[Opening RECORDS SHOWN section]

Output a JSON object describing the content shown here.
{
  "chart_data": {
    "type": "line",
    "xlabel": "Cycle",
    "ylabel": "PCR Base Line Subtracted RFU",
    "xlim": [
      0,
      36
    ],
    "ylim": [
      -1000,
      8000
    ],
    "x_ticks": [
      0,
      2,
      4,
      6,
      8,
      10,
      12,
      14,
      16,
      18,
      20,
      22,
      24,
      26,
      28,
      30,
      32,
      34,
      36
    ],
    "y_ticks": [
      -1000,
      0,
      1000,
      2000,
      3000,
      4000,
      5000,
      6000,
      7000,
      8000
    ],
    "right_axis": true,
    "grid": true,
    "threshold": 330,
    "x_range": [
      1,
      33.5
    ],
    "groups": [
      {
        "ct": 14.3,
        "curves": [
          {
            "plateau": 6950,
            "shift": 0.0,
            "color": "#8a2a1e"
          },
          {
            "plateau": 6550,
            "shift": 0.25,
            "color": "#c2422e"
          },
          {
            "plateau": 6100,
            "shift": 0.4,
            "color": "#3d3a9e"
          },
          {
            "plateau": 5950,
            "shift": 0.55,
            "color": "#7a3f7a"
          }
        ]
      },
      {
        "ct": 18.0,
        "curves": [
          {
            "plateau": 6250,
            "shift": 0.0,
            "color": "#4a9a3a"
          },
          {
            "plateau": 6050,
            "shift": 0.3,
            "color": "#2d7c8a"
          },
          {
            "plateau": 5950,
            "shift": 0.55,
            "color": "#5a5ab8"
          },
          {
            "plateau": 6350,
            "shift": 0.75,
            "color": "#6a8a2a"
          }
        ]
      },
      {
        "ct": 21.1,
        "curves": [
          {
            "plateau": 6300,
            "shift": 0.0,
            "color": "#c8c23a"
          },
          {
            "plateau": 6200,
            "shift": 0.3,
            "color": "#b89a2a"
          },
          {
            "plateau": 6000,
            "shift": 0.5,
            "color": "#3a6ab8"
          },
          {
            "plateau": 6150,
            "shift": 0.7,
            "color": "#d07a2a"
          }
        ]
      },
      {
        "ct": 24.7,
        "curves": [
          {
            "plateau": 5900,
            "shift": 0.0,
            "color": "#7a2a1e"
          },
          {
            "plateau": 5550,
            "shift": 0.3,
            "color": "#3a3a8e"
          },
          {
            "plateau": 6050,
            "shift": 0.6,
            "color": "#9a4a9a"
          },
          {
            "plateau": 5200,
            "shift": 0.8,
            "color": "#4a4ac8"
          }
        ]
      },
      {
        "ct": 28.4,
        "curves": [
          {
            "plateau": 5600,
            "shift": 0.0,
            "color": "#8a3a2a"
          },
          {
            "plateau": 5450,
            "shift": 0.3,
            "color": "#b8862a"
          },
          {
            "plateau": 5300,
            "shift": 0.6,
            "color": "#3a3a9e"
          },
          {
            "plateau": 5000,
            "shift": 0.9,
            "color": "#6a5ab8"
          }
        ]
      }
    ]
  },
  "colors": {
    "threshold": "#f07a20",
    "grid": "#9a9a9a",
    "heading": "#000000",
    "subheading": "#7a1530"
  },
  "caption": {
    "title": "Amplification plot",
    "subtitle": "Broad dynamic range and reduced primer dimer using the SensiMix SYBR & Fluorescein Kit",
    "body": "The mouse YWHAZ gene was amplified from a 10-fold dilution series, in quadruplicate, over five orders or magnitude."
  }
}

[Closing RECORDS SHOWN section]

[WORK REQUIRED]
Copy all the data. Match it exactly.

[ANSWER SPACE]
Output a JSON object describing the content shown here.
{
  "chart_data": {
    "type": "line",
    "xlabel": "Cycle",
    "ylabel": "PCR Base Line Subtracted RFU",
    "xlim": [
      0,
      36
    ],
    "ylim": [
      -1000,
      8000
    ],
    "x_ticks": [
      0,
      2,
      4,
      6,
      8,
      10,
      12,
      14,
      16,
      18,
      20,
      22,
      24,
      26,
      28,
      30,
      32,
      34,
      36
    ],
    "y_ticks": [
      -1000,
      0,
      1000,
      2000,
      3000,
      4000,
      5000,
      6000,
      7000,
      8000
    ],
    "right_axis": true,
    "grid": true,
    "threshold": 330,
    "x_range": [
      1,
      33.5
    ],
    "groups": [
      {
        "ct": 14.3,
        "curves": [
          {
            "plateau": 6950,
            "shift": 0.0,
            "color": "#8a2a1e"
          },
          {
            "plateau": 6550,
            "shift": 0.25,
            "color": "#c2422e"
          },
          {
            "plateau": 6100,
            "shift": 0.4,
            "color": "#3d3a9e"
          },
          {
            "plateau": 5950,
            "shift": 0.55,
            "color": "#7a3f7a"
          }
        ]
      },
      {
        "ct": 18.0,
        "curves": [
          {
            "plateau": 6250,
            "shift": 0.0,
            "color": "#4a9a3a"
          },
          {
            "plateau": 6050,
            "shift": 0.3,
            "color": "#2d7c8a"
          },
          {
            "plateau": 5950,
            "shift": 0.55,
            "color": "#5a5ab8"
          },
          {
            "plateau": 6350,
            "shift": 0.75,
            "color": "#6a8a2a"
          }
        ]
      },
      {
        "ct": 21.1,
        "curves": [
          {
            "plateau": 6300,
            "shift": 0.0,
            "color": "#c8c23a"
          },
          {
            "plateau": 6200,
            "shift": 0.3,
            "color": "#b89a2a"
          },
          {
            "plateau": 6000,
            "shift": 0.5,
            "color": "#3a6ab8"
          },
          {
            "plateau": 6150,
            "shift": 0.7,
            "color": "#d07a2a"
          }
        ]
      },
      {
        "ct": 24.7,
        "curves": [
          {
            "plateau": 5900,
            "shift": 0.0,
            "color": "#7a2a1e"
          },
          {
            "plateau": 5550,
            "shift": 0.3,
            "color": "#3a3a8e"
          },
          {
            "plateau": 6050,
            "shift": 0.6,
            "color": "#9a4a9a"
          },
          {
            "plateau": 5200,
            "shift": 0.8,
            "color": "#4a4ac8"
          }
        ]
      },
      {
        "ct": 28.4,
        "curves": [
          {
            "plateau": 5600,
            "shift": 0.0,
            "color": "#8a3a2a"
          },
          {
            "plateau": 5450,
            "shift": 0.3,
            "color": "#b8862a"
          },
          {
            "plateau": 5300,
            "shift": 0.6,
            "color": "#3a3a9e"
          },
          {
            "plateau": 5000,
            "shift": 0.9,
            "color": "#6a5ab8"
          }
        ]
      }
    ]
  },
  "colors": {
    "threshold": "#f07a20",
    "grid": "#9a9a9a",
    "heading": "#000000",
    "subheading": "#7a1530"
  },
  "caption": {
    "title": "Amplification plot",
    "subtitle": "Broad dynamic range and reduced primer dimer using the SensiMix SYBR & Fluorescein Kit",
    "body": "The mouse YWHAZ gene was amplified from a 10-fold dilution series, in quadruplicate, over five orders or magnitude."
  }
}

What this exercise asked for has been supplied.